_Brief_. Locate the string "color" in the records below. Copy every line where it occurs.

_Available data_.
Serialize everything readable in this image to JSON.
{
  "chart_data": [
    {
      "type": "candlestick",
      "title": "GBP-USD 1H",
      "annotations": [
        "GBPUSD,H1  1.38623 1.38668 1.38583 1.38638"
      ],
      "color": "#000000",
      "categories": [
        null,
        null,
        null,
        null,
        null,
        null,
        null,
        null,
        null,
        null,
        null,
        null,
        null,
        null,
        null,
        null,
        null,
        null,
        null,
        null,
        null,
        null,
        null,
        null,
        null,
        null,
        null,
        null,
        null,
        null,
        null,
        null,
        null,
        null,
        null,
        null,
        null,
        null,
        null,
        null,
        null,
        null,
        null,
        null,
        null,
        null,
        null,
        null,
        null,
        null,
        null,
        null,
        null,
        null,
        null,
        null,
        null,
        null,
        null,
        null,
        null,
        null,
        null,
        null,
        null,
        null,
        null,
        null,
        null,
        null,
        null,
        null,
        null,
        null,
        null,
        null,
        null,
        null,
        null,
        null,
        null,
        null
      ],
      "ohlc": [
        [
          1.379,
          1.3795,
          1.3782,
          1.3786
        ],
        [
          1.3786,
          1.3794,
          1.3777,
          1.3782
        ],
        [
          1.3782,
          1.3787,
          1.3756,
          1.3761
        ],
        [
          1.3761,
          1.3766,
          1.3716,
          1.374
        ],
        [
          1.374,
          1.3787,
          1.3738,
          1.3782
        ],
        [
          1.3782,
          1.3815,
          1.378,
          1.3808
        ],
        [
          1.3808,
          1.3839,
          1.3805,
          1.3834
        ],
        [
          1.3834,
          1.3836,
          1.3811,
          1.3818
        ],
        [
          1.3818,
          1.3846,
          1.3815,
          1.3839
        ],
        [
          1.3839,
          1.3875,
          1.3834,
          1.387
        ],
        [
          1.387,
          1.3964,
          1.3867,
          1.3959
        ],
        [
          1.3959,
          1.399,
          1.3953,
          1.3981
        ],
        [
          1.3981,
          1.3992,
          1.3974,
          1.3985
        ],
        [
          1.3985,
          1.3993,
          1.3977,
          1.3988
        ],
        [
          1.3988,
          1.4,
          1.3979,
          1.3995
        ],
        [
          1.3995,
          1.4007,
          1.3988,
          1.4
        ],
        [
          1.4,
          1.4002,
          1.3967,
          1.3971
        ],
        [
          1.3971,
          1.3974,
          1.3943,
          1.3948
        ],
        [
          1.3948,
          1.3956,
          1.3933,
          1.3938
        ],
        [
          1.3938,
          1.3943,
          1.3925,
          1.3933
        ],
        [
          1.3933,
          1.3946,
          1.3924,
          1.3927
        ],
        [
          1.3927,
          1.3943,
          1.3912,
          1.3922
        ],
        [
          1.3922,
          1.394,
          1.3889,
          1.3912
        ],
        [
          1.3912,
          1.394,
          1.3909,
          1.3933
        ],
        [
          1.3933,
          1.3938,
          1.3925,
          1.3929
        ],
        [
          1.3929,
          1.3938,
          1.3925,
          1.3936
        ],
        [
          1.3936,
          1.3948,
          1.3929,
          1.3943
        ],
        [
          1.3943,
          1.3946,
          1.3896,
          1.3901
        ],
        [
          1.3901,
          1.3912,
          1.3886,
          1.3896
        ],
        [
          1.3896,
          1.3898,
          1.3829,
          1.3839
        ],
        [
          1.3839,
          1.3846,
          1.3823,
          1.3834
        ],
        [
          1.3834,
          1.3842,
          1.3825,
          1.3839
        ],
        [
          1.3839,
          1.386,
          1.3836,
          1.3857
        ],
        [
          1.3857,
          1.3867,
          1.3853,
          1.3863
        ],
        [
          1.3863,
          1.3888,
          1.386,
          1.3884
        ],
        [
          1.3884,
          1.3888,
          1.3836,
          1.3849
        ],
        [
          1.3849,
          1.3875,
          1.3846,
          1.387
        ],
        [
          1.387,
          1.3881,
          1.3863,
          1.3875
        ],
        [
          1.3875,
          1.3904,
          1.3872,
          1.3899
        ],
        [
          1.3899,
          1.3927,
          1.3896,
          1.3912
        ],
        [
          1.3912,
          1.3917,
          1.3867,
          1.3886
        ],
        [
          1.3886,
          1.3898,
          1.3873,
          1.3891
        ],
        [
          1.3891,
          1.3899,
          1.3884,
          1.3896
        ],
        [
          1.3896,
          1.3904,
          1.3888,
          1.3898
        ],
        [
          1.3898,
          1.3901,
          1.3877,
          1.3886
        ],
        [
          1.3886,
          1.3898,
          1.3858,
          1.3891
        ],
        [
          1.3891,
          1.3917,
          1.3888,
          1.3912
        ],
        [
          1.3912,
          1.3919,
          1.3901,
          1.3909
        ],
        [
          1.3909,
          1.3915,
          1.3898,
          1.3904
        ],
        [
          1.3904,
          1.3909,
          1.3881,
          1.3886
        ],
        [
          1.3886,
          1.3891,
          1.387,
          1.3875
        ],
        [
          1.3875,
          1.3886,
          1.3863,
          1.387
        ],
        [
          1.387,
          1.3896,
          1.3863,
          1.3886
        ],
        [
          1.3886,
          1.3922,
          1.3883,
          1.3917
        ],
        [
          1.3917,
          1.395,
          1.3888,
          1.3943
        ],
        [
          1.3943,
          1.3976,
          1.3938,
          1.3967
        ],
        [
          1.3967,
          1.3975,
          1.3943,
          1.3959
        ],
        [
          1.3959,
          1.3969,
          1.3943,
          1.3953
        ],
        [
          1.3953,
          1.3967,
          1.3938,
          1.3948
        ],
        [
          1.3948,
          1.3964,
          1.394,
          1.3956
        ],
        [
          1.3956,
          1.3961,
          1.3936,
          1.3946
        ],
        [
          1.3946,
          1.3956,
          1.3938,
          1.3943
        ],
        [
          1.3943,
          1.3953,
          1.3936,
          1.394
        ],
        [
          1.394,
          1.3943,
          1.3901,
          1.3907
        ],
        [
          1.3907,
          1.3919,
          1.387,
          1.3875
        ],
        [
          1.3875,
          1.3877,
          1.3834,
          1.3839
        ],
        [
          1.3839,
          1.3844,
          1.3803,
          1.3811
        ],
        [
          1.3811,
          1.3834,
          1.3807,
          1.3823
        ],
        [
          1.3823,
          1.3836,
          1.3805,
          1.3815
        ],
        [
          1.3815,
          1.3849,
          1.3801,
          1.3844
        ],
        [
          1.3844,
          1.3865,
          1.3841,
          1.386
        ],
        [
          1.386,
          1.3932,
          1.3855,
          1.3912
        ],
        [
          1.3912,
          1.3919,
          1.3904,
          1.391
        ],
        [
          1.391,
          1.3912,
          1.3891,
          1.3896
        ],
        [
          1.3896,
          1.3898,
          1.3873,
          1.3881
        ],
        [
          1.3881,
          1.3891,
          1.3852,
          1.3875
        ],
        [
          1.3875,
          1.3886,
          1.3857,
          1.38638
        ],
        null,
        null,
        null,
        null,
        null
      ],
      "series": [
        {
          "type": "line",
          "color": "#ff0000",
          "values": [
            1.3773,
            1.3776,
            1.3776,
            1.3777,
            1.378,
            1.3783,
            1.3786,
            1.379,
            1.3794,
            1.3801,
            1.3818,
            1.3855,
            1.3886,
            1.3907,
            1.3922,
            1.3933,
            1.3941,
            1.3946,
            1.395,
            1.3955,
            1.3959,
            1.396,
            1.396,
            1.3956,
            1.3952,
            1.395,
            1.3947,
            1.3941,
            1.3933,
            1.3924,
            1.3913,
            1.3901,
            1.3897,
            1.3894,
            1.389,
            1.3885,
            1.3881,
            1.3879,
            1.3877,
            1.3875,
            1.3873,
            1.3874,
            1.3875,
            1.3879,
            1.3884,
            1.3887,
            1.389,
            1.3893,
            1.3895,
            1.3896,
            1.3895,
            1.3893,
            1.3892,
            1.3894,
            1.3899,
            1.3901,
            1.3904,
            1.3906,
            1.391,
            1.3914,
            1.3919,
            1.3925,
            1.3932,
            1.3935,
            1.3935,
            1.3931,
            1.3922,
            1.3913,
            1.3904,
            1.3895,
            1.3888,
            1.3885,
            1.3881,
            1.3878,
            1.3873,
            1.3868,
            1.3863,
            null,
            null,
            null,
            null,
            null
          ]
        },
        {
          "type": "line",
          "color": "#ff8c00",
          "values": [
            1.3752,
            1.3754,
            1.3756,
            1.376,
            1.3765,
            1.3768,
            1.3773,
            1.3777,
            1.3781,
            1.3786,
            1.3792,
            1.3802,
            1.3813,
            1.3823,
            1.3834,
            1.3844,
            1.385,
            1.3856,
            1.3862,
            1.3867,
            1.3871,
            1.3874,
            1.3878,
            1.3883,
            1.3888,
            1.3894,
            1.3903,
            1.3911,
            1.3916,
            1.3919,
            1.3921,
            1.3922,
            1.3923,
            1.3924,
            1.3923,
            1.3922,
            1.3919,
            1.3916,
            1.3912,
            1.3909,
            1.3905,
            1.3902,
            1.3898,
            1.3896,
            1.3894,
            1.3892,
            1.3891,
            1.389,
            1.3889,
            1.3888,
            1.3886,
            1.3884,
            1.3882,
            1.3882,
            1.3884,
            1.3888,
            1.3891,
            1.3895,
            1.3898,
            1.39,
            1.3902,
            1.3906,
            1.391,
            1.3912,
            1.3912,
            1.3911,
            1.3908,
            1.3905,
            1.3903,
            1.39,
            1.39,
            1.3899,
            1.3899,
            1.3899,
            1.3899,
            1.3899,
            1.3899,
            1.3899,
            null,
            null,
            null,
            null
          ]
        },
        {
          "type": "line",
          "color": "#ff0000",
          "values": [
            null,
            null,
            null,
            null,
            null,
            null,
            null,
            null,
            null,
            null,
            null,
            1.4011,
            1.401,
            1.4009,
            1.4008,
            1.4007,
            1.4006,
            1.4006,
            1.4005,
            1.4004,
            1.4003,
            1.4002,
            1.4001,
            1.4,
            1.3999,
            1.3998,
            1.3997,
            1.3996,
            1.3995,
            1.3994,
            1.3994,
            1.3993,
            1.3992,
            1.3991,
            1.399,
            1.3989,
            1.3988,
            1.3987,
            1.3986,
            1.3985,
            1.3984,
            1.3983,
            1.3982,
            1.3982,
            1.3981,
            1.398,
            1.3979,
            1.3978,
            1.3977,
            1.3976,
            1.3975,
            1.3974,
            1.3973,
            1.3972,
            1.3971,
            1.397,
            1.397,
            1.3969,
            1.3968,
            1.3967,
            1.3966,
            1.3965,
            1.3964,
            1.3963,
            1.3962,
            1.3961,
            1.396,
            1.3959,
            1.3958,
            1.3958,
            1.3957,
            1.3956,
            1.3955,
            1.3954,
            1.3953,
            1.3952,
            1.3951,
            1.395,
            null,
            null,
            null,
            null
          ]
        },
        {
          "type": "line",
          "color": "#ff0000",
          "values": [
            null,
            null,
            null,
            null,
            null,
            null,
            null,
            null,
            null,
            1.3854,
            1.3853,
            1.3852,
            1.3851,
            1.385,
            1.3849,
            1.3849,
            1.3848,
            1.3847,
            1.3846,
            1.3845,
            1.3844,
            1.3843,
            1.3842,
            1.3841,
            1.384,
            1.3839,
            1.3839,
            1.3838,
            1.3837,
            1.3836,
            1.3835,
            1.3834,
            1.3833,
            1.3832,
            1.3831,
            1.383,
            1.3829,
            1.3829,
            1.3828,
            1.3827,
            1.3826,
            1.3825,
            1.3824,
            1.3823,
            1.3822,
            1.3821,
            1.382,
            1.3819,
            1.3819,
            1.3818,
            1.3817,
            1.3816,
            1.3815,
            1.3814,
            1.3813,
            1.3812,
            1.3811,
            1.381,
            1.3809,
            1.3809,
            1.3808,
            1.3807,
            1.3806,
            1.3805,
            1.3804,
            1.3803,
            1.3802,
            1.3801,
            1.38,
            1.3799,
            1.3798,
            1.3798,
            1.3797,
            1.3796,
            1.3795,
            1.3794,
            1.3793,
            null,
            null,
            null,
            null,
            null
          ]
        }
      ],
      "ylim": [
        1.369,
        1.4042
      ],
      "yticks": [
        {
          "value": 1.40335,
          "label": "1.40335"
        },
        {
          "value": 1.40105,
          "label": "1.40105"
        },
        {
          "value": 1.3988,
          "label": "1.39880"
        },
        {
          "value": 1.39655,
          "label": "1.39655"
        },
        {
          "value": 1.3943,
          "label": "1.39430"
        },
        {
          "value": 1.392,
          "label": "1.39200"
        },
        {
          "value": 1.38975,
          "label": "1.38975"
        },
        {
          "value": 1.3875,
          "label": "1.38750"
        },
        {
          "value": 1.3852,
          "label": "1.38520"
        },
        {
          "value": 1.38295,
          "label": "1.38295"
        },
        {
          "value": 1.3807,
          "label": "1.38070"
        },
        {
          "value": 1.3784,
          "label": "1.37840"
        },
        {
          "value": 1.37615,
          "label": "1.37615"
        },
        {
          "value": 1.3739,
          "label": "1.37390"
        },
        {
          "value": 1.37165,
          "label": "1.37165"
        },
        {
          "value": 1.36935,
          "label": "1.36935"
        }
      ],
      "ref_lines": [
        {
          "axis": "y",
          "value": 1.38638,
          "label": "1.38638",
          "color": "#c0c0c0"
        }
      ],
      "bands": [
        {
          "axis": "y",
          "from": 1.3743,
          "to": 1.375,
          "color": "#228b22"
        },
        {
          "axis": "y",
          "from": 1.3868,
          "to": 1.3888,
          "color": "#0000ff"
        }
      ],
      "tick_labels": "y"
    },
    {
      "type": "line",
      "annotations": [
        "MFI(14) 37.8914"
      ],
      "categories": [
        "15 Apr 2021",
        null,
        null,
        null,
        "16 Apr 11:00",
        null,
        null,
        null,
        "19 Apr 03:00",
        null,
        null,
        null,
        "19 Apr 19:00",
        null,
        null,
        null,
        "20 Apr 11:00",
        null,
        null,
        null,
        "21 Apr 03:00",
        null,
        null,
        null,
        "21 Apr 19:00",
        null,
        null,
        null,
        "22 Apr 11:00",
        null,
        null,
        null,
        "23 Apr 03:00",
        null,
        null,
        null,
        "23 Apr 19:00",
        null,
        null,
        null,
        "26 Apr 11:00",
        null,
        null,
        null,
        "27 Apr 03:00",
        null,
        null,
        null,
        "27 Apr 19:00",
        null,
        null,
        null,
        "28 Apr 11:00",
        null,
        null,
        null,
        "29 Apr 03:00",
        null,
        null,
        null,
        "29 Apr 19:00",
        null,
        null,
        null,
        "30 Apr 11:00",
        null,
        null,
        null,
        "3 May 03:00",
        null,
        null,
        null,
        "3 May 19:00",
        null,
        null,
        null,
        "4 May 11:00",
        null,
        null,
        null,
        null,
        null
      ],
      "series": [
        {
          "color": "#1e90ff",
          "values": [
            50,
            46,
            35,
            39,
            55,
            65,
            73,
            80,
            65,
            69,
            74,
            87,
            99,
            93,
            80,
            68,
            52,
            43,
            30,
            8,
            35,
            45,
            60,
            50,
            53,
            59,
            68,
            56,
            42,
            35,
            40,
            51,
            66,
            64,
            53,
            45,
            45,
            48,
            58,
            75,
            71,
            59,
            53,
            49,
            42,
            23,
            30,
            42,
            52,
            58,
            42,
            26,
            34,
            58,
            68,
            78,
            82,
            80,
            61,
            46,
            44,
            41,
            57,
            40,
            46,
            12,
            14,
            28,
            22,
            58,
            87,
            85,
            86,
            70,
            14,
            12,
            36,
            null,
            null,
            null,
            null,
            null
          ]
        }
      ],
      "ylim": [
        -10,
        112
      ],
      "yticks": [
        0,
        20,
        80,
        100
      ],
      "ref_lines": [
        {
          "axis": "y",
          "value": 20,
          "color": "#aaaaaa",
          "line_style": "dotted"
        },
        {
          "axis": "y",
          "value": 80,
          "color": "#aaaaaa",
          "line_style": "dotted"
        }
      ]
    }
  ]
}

_Written answer_.
      "color": "#000000",
          "color": "#ff0000",
          "color": "#ff8c00",
          "color": "#ff0000",
          "color": "#ff0000",
          "color": "#c0c0c0"
          "color": "#228b22"
          "color": "#0000ff"
          "color": "#1e90ff",
          "color": "#aaaaaa",
          "color": "#aaaaaa",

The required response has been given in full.